- Brief
Write out exactly the lines from the one containing "Extract all readable text from this page." through the last line of the records below, both included, and leave out any pictures.

Some records
——

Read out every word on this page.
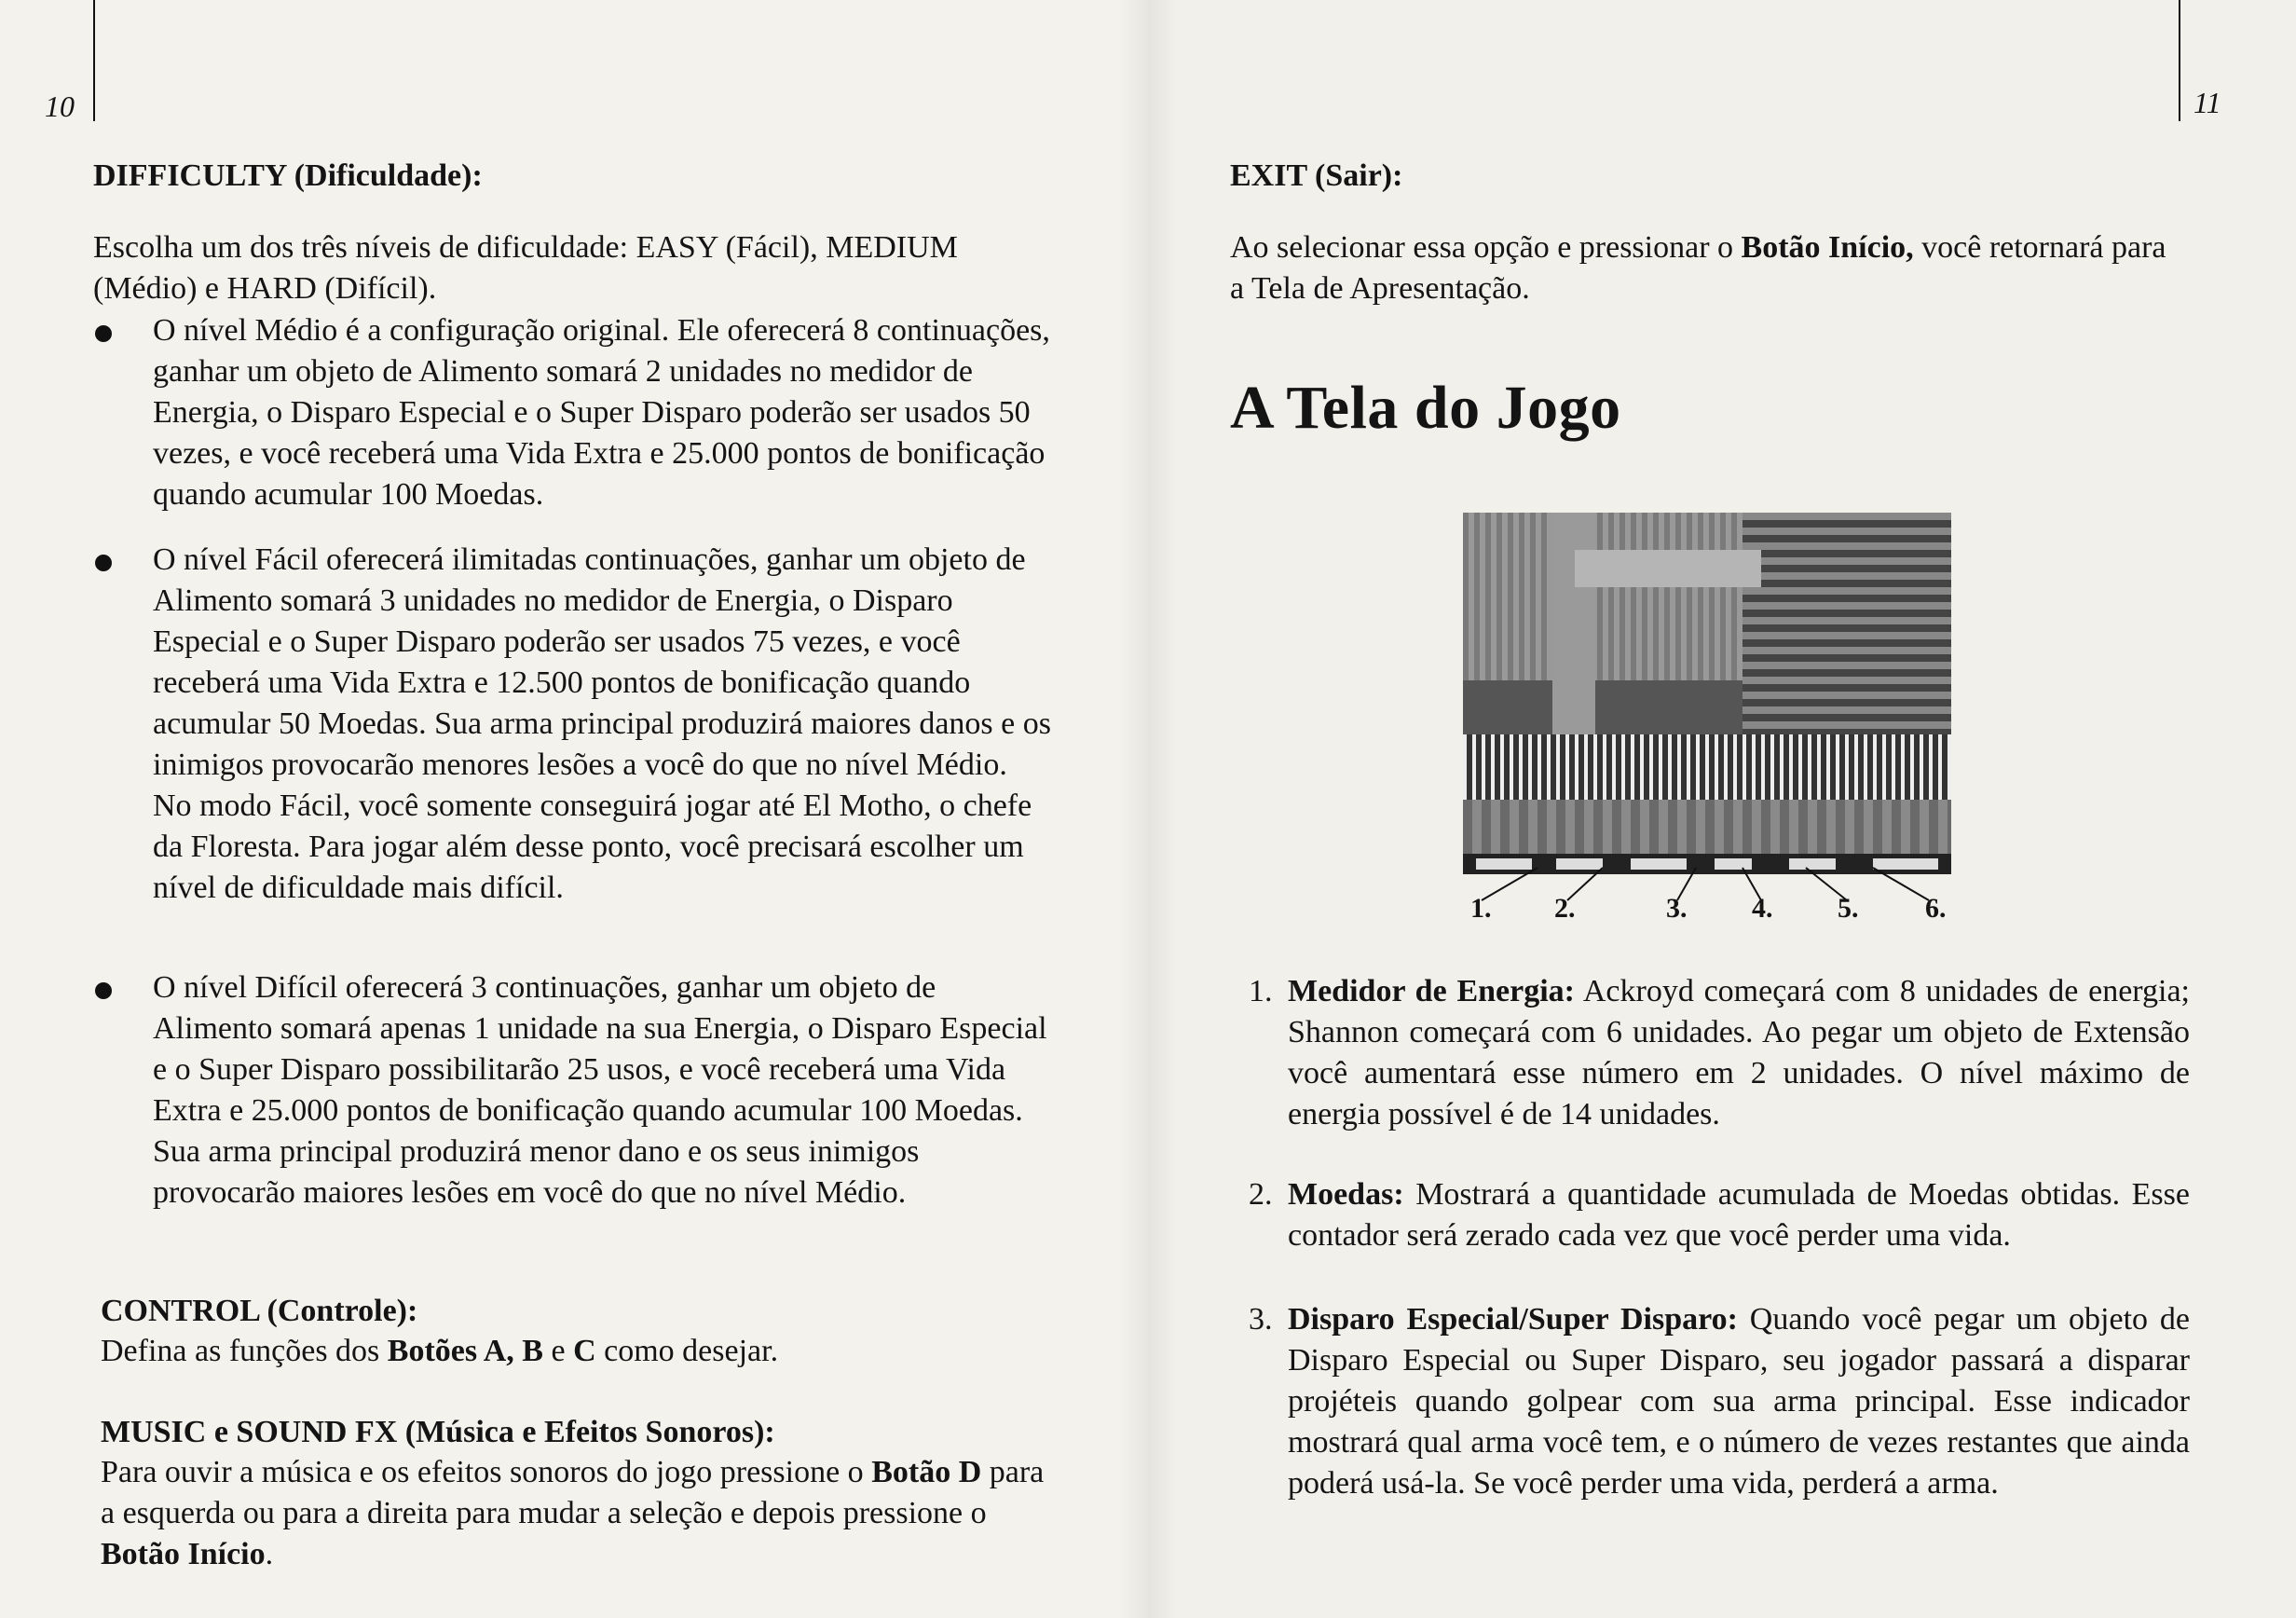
10	11

DIFFICULTY (Dificuldade):

Escolha um dos três níveis de dificuldade: EASY (Fácil), MEDIUM (Médio) e HARD (Difícil).

O nível Médio é a configuração original. Ele oferecerá 8 continuações, ganhar um objeto de Alimento somará 2 unidades no medidor de Energia, o Disparo Especial e o Super Disparo poderão ser usados 50 vezes, e você receberá uma Vida Extra e 25.000 pontos de bonificação quando acumular 100 Moedas.

O nível Fácil oferecerá ilimitadas continuações, ganhar um objeto de Alimento somará 3 unidades no medidor de Energia, o Disparo Especial e o Super Disparo poderão ser usados 75 vezes, e você receberá uma Vida Extra e 12.500 pontos de bonificação quando acumular 50 Moedas. Sua arma principal produzirá maiores danos e os inimigos provocarão menores lesões a você do que no nível Médio. No modo Fácil, você somente conseguirá jogar até El Motho, o chefe da Floresta. Para jogar além desse ponto, você precisará escolher um nível de dificuldade mais difícil.

O nível Difícil oferecerá 3 continuações, ganhar um objeto de Alimento somará apenas 1 unidade na sua Energia, o Disparo Especial e o Super Disparo possibilitarão 25 usos, e você receberá uma Vida Extra e 25.000 pontos de bonificação quando acumular 100 Moedas. Sua arma principal produzirá menor dano e os seus inimigos provocarão maiores lesões em você do que no nível Médio.

CONTROL (Controle):

Defina as funções dos Botões A, B e C como desejar.

MUSIC e SOUND FX (Música e Efeitos Sonoros):

Para ouvir a música e os efeitos sonoros do jogo pressione o Botão D para a esquerda ou para a direita para mudar a seleção e depois pressione o Botão Início.

EXIT (Sair):

Ao selecionar essa opção e pressionar o Botão Início, você retornará para a Tela de Apresentação.

A Tela do Jogo
1. 2.	3. 4. 5. 6.
1. Medidor de Energia: Ackroyd começará com 8 unidades de energia; Shannon começará com 6 unidades. Ao pegar um objeto de Extensão você aumentará esse número em 2 unidades. O nível máximo de energia possível é de 14 unidades.

2. Moedas: Mostrará a quantidade acumulada de Moedas obtidas. Esse contador será zerado cada vez que você perder uma vida.

3. Disparo Especial/Super Disparo: Quando você pegar um objeto de Disparo Especial ou Super Disparo, seu jogador passará a disparar projéteis quando golpear com sua arma principal. Esse indicador mostrará qual arma você tem, e o número de vezes restantes que ainda poderá usá-la. Se você perder uma vida, perderá a arma.
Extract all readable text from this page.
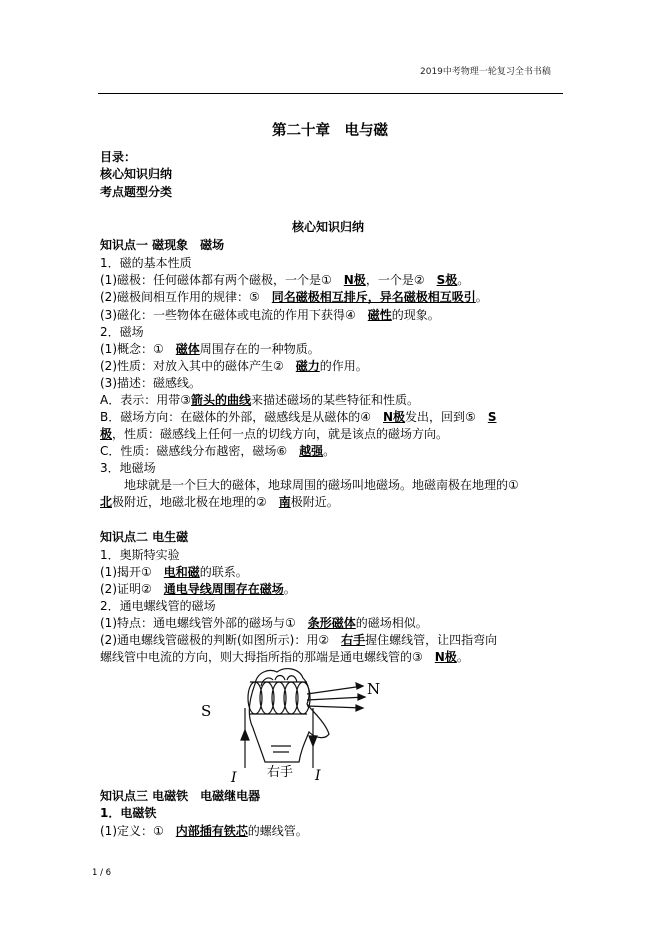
2019中考物理一轮复习全书书稿
第二十章　电与磁
目录：
核心知识归纳
考点题型分类
核心知识归纳
知识点一 磁现象　磁场
1．磁的基本性质
(1)磁极：任何磁体都有两个磁极，一个是①　N极，一个是②　S极。
(2)磁极间相互作用的规律：⑤　同名磁极相互排斥，异名磁极相互吸引。
(3)磁化：一些物体在磁体或电流的作用下获得④　磁性的现象。
2．磁场
(1)概念：①　磁体周围存在的一种物质。
(2)性质：对放入其中的磁体产生②　磁力的作用。
(3)描述：磁感线。
A．表示：用带③箭头的曲线来描述磁场的某些特征和性质。
B．磁场方向：在磁体的外部，磁感线是从磁体的④　N极发出，回到⑤　S
极，性质：磁感线上任何一点的切线方向，就是该点的磁场方向。
C．性质：磁感线分布越密，磁场⑥　越强。
3．地磁场
地球就是一个巨大的磁体，地球周围的磁场叫地磁场。地磁南极在地理的①
北极附近，地磁北极在地理的②　南极附近。
知识点二 电生磁
1．奥斯特实验
(1)揭开①　电和磁的联系。
(2)证明②　通电导线周围存在磁场。
2．通电螺线管的磁场
(1)特点：通电螺线管外部的磁场与①　条形磁体的磁场相似。
(2)通电螺线管磁极的判断(如图所示)：用②　右手握住螺线管，让四指弯向
螺线管中电流的方向，则大拇指所指的那端是通电螺线管的③　N极。
S
N
右手
I	I
知识点三 电磁铁　电磁继电器
1．电磁铁
(1)定义：①　内部插有铁芯的螺线管。
1 / 6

——

- Response to the exercise
Extract all readable text from this page.
2019中考物理一轮复习全书书稿
第二十章　电与磁
目录：
核心知识归纳
考点题型分类
核心知识归纳
知识点一 磁现象　磁场
1．磁的基本性质
(1)磁极：任何磁体都有两个磁极，一个是①　N极，一个是②　S极。
(2)磁极间相互作用的规律：⑤　同名磁极相互排斥，异名磁极相互吸引。
(3)磁化：一些物体在磁体或电流的作用下获得④　磁性的现象。
2．磁场
(1)概念：①　磁体周围存在的一种物质。
(2)性质：对放入其中的磁体产生②　磁力的作用。
(3)描述：磁感线。
A．表示：用带③箭头的曲线来描述磁场的某些特征和性质。
B．磁场方向：在磁体的外部，磁感线是从磁体的④　N极发出，回到⑤　S
极，性质：磁感线上任何一点的切线方向，就是该点的磁场方向。
C．性质：磁感线分布越密，磁场⑥　越强。
3．地磁场
地球就是一个巨大的磁体，地球周围的磁场叫地磁场。地磁南极在地理的①
北极附近，地磁北极在地理的②　南极附近。
知识点二 电生磁
1．奥斯特实验
(1)揭开①　电和磁的联系。
(2)证明②　通电导线周围存在磁场。
2．通电螺线管的磁场
(1)特点：通电螺线管外部的磁场与①　条形磁体的磁场相似。
(2)通电螺线管磁极的判断(如图所示)：用②　右手握住螺线管，让四指弯向
螺线管中电流的方向，则大拇指所指的那端是通电螺线管的③　N极。
S
N
右手
I	I
知识点三 电磁铁　电磁继电器
1．电磁铁
(1)定义：①　内部插有铁芯的螺线管。
1 / 6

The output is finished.